Task to carry out> Going through the material below, please gather all lines with the word "AnnaAsimakopoul" in them.

Data for this task>
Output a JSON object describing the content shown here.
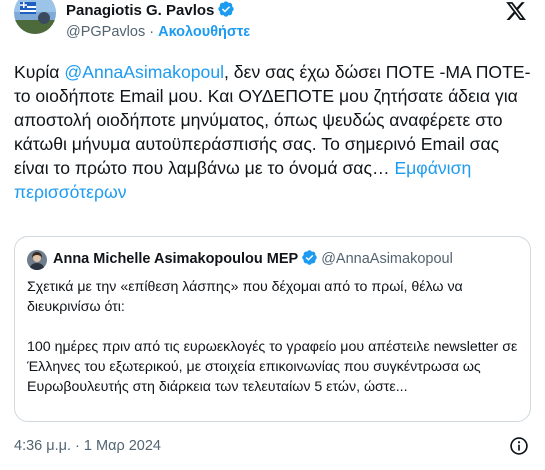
{
  "author": {
    "name": "Panagiotis G. Pavlos",
    "handle": "@PGPavlos",
    "separator": " · ",
    "follow_label": "Ακολουθήστε"
  },
  "tweet": {
    "text_before_mention": "Κυρία ",
    "mention": "@AnnaAsimakopoul",
    "text_after_mention": ", δεν σας έχω δώσει ΠΟΤΕ -ΜΑ ΠΟΤΕ- το οιοδήποτε Email μου. Και ΟΥΔΕΠΟΤΕ μου ζητήσατε άδεια για αποστολή οιοδήποτε μηνύματος, όπως ψευδώς αναφέρετε στο κάτωθι μήνυμα αυτοϋπεράσπισής σας. Το σημερινό Email σας είναι το πρώτο που λαμβάνω με το όνομά σας… ",
    "show_more": "Εμφάνιση περισσότερων"
  },
  "quote": {
    "name": "Anna Michelle Asimakopoulou MEP",
    "handle": "@AnnaAsimakopoul",
    "text": "Σχετικά με την «επίθεση λάσπης» που δέχομαι από το πρωί, θέλω να διευκρινίσω ότι:\n\n100 ημέρες πριν από τις ευρωεκλογές το γραφείο μου απέστειλε newsletter σε Έλληνες του εξωτερικού, με στοιχεία επικοινωνίας που συγκέντρωσα ως Ευρωβουλευτής στη διάρκεια των τελευταίων 5 ετών, ώστε..."
  },
  "footer": {
    "timestamp": "4:36 μ.μ. · 1 Μαρ 2024"
  },
  "colors": {
    "accent": "#1d9bf0",
    "text": "#0f1419",
    "muted": "#536471",
    "border": "#cfd9de"
  },
  "icons": {
    "verified": "verified-badge-icon",
    "x_logo": "x-logo-icon",
    "info": "info-icon"
  }
}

Reply>
    "mention": "@AnnaAsimakopoul",
    "handle": "@AnnaAsimakopoul",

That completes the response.